• **OBJECTIVE**
Turn everything in the material from the line containing "Give me the" down to the line containing "emission-line-label: Hθ bbox=[133, 51, 148, 64]", both included, into a Markdown table with the columns Row and Entry. Number each line in Row, place the line itself in Entry, and skip any blank lines.

• **SOURCE DATA**
* begin *
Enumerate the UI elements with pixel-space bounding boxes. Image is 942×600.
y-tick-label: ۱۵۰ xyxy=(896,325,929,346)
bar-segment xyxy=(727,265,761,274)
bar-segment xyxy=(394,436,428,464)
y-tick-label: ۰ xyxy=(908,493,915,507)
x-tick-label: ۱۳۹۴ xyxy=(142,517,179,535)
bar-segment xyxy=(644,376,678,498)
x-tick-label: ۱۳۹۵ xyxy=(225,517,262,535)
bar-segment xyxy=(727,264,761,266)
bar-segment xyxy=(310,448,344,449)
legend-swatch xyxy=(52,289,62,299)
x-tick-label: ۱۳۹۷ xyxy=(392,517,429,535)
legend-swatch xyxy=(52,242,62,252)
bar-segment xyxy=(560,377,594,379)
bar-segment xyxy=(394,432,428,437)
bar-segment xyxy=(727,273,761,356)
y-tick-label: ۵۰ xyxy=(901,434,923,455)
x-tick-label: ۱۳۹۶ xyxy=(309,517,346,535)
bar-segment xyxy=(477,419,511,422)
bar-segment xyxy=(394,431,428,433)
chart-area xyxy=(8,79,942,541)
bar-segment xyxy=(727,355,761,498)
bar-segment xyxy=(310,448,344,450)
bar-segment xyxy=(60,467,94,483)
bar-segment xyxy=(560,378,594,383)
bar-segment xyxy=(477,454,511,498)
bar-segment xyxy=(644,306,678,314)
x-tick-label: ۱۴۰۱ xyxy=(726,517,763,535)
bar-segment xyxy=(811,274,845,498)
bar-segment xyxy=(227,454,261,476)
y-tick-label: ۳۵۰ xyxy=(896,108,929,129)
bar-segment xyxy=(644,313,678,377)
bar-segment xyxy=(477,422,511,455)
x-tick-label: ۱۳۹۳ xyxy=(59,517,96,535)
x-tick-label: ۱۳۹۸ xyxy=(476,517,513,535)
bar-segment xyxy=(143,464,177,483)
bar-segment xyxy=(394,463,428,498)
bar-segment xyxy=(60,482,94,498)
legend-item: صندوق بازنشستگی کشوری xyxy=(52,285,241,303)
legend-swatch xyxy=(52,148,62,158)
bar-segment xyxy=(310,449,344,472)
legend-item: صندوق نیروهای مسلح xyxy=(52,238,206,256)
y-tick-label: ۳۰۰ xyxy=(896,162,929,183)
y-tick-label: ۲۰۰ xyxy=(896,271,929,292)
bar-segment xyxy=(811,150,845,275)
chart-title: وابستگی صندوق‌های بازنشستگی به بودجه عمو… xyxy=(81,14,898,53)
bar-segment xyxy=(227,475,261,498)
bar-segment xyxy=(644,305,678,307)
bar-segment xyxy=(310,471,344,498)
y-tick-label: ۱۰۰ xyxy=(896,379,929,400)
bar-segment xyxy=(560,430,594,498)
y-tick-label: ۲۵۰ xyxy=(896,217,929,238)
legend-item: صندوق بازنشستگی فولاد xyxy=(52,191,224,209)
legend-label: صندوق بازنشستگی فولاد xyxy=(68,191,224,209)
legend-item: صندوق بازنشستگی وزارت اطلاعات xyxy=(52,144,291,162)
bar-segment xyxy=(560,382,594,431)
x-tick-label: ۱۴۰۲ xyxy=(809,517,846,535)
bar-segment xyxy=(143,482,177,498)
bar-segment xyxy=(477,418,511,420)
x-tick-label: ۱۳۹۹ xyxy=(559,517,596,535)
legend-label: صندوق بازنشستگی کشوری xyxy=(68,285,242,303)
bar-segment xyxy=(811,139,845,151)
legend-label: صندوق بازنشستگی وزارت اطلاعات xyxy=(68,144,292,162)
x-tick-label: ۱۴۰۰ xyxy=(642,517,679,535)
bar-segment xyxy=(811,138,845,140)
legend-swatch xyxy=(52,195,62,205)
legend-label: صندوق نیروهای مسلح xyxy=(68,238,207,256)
* end *
* begin *
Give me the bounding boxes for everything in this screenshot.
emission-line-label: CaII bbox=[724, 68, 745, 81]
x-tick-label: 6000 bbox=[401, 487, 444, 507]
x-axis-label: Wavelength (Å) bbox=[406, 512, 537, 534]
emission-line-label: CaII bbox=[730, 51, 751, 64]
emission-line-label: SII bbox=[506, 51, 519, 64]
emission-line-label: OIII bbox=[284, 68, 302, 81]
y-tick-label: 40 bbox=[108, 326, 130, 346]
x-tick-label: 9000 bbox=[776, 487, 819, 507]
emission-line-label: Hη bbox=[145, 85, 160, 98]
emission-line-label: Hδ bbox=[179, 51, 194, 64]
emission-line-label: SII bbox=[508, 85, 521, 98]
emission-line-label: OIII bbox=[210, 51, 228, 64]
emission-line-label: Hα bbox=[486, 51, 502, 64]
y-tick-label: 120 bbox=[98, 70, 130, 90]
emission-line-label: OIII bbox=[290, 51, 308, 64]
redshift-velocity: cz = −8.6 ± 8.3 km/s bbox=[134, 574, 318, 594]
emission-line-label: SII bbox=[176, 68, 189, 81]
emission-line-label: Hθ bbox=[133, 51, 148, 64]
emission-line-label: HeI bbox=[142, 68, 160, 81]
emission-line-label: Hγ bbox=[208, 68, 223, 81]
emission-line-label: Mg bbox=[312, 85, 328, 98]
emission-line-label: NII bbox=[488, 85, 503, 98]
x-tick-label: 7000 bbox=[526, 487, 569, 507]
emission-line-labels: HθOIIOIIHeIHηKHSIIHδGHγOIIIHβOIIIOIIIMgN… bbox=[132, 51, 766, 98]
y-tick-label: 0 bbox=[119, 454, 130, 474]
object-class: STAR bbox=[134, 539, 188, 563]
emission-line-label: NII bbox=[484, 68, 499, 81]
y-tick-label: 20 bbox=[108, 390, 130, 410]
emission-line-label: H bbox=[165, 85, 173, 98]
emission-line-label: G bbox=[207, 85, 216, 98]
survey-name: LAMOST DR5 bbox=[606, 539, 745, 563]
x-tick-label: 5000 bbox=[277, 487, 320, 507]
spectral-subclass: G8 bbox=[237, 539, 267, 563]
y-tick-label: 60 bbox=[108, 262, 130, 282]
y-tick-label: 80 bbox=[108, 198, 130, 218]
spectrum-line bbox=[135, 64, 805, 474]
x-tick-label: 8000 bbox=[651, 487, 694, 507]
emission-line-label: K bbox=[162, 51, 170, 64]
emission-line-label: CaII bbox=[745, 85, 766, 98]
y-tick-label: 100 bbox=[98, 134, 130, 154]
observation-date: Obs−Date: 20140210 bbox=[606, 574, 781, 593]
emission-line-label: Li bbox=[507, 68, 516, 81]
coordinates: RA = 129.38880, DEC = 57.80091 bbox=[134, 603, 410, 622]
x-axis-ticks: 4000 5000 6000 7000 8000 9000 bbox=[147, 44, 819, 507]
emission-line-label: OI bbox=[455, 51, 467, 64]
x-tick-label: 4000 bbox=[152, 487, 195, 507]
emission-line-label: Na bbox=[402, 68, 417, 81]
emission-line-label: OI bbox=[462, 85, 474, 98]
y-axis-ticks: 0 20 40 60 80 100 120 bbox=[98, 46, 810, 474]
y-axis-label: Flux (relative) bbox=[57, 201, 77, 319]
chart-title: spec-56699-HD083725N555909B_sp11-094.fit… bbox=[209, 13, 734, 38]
* end *
• **FULL RESPONSE**
| Row | Entry |
|---|---|
| 1 | Give me the bounding boxes for everything in this screenshot. |
| 2 | emission-line-label: CaII bbox=[724, 68, 745, 81] |
| 3 | x-tick-label: 6000 bbox=[401, 487, 444, 507] |
| 4 | x-axis-label: Wavelength (Å) bbox=[406, 512, 537, 534] |
| 5 | emission-line-label: CaII bbox=[730, 51, 751, 64] |
| 6 | emission-line-label: SII bbox=[506, 51, 519, 64] |
| 7 | emission-line-label: OIII bbox=[284, 68, 302, 81] |
| 8 | y-tick-label: 40 bbox=[108, 326, 130, 346] |
| 9 | x-tick-label: 9000 bbox=[776, 487, 819, 507] |
| 10 | emission-line-label: Hη bbox=[145, 85, 160, 98] |
| 11 | emission-line-label: Hδ bbox=[179, 51, 194, 64] |
| 12 | emission-line-label: SII bbox=[508, 85, 521, 98] |
| 13 | emission-line-label: OIII bbox=[210, 51, 228, 64] |
| 14 | emission-line-label: Hα bbox=[486, 51, 502, 64] |
| 15 | y-tick-label: 120 bbox=[98, 70, 130, 90] |
| 16 | emission-line-label: OIII bbox=[290, 51, 308, 64] |
| 17 | redshift-velocity: cz = −8.6 ± 8.3 km/s bbox=[134, 574, 318, 594] |
| 18 | emission-line-label: SII bbox=[176, 68, 189, 81] |
| 19 | emission-line-label: Hθ bbox=[133, 51, 148, 64] |